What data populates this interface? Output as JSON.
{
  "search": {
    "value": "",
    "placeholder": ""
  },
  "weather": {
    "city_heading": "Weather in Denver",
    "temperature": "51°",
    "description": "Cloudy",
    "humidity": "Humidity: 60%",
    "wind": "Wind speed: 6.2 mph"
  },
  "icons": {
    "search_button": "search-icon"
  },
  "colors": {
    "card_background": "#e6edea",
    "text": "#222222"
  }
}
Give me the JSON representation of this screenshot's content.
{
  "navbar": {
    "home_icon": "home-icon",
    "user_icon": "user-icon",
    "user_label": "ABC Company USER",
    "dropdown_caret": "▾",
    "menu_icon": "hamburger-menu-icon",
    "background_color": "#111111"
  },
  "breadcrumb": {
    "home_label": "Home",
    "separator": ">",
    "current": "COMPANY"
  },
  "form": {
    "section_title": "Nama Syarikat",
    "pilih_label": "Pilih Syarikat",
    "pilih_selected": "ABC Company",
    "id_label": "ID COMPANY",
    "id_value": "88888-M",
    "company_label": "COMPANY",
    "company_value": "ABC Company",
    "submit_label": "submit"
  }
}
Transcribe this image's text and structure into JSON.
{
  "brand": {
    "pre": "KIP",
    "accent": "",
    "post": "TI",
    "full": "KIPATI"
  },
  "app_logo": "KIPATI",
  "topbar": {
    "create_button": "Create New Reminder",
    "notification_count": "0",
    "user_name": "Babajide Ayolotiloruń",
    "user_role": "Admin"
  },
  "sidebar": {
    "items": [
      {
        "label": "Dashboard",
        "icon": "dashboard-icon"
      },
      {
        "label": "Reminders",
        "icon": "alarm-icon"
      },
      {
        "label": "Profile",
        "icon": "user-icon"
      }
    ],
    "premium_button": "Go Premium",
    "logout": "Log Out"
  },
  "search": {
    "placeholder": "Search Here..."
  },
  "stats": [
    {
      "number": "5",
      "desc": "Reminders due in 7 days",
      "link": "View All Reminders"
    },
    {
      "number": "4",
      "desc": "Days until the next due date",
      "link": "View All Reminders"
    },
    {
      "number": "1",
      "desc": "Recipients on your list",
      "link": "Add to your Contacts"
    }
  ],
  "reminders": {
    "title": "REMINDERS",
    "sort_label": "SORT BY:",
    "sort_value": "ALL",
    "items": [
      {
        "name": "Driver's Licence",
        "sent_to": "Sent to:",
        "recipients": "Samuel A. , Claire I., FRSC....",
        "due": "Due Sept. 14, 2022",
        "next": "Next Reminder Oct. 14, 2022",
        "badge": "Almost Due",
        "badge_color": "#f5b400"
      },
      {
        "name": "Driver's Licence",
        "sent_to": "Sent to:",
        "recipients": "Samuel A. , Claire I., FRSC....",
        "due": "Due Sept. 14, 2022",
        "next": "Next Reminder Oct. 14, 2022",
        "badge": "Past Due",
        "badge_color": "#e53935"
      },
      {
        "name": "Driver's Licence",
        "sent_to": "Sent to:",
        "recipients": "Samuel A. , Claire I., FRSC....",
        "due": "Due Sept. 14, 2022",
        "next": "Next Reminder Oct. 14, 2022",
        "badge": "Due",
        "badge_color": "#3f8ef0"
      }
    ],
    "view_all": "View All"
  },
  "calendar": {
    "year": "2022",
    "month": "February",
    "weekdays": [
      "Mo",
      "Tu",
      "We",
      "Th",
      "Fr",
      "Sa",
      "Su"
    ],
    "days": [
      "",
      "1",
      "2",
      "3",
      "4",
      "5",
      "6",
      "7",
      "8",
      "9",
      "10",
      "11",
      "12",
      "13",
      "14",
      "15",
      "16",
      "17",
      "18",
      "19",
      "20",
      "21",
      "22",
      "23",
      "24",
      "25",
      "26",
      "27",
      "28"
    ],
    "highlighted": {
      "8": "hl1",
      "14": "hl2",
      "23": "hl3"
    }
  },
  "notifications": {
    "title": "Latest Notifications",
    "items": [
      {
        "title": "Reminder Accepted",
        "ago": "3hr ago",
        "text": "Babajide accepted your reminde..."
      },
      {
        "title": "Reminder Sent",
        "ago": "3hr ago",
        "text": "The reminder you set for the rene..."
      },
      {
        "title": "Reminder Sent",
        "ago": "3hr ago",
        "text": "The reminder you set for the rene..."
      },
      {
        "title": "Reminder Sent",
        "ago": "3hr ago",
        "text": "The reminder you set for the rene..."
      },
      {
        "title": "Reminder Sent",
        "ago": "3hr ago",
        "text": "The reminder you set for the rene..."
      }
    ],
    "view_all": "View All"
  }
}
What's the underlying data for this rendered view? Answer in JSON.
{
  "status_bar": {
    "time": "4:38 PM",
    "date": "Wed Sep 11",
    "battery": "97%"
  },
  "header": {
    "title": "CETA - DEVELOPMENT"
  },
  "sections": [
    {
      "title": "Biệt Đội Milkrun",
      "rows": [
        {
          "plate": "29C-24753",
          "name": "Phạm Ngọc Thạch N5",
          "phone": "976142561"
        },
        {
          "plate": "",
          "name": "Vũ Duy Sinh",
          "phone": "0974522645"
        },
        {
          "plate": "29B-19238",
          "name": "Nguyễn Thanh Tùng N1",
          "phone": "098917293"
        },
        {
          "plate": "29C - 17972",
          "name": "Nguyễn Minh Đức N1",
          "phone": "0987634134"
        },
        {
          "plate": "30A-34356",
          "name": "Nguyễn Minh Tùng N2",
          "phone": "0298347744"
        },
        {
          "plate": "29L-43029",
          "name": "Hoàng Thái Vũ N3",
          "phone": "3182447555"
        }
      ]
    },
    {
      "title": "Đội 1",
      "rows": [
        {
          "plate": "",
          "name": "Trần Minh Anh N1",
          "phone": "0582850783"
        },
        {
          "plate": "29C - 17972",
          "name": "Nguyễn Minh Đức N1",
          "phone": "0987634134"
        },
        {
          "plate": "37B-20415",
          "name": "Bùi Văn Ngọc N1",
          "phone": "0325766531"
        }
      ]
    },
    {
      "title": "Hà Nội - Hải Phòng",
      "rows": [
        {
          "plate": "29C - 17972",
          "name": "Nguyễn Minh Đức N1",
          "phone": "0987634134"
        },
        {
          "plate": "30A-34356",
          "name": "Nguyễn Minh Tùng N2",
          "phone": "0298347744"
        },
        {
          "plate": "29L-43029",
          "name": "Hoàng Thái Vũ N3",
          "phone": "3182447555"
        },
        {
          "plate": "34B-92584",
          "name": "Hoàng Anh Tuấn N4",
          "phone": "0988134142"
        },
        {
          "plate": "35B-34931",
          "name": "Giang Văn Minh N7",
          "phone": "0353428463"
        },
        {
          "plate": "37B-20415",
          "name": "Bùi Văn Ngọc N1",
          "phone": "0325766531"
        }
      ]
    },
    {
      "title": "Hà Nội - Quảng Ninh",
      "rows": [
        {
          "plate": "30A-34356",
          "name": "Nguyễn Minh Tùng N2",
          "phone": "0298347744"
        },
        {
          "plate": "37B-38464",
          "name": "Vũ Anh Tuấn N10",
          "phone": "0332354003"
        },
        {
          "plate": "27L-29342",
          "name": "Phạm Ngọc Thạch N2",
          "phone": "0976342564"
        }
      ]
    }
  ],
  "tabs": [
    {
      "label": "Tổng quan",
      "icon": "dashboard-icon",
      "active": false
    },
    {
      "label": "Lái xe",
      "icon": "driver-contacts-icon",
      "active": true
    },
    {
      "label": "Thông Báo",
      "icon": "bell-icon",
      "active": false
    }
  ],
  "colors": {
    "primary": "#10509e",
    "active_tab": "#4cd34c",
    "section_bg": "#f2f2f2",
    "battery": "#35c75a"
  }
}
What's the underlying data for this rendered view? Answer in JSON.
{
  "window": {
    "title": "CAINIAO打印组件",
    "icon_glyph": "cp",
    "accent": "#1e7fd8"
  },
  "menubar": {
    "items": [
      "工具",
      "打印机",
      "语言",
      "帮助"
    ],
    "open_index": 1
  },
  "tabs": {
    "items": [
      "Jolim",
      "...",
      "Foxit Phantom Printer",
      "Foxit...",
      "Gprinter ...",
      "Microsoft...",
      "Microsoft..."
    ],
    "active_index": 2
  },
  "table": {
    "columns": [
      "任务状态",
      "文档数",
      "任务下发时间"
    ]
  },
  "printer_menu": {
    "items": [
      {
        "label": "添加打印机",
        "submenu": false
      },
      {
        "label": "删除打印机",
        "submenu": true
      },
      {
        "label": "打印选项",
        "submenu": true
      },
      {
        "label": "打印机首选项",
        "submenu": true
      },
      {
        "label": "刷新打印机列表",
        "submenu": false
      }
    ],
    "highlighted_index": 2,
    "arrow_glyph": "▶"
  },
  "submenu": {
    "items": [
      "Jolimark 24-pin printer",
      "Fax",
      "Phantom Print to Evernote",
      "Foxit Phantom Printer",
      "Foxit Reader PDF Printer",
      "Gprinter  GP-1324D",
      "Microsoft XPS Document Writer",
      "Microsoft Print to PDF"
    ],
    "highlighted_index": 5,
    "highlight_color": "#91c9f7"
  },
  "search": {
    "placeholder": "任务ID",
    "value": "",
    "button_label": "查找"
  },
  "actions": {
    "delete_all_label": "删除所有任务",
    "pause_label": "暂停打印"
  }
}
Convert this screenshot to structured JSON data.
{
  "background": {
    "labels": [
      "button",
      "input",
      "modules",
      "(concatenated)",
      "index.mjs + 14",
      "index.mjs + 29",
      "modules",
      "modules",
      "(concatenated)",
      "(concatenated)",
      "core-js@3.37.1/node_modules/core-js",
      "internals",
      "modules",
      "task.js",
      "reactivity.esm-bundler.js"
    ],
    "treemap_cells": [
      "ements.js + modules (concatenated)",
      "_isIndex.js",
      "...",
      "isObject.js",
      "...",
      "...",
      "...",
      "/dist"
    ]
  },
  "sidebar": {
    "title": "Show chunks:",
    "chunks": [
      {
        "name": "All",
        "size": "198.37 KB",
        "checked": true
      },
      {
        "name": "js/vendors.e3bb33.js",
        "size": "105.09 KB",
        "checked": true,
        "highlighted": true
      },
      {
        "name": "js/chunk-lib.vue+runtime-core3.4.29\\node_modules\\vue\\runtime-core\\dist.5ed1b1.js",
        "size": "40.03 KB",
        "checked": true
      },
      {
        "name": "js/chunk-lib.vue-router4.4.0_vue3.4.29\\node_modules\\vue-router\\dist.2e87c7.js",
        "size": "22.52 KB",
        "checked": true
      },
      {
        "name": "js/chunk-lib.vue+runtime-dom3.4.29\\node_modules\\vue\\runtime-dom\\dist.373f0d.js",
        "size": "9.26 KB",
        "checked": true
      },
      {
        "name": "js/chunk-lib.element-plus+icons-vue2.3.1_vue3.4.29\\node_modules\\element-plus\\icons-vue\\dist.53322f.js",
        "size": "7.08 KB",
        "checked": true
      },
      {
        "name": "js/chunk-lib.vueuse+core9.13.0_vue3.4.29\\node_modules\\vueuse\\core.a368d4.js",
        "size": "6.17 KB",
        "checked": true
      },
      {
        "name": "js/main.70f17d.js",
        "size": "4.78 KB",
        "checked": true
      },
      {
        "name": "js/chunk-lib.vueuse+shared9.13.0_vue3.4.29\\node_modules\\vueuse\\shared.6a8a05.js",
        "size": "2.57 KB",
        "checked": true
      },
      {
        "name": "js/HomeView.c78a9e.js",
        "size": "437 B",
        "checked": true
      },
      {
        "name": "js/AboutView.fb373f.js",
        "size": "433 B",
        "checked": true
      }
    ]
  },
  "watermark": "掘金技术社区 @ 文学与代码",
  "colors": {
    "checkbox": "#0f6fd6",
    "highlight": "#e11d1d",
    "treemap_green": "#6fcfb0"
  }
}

## INSTRUCTIONS TO FOLLOW:
From the entries above, collect every line with the string "runtime" in it.

## EXPECTED OUTPUT:
        "name": "js/chunk-lib.vue+runtime-core3.4.29\\node_modules\\vue\\runtime-core\\dist.5ed1b1.js",
        "name": "js/chunk-lib.vue+runtime-dom3.4.29\\node_modules\\vue\\runtime-dom\\dist.373f0d.js",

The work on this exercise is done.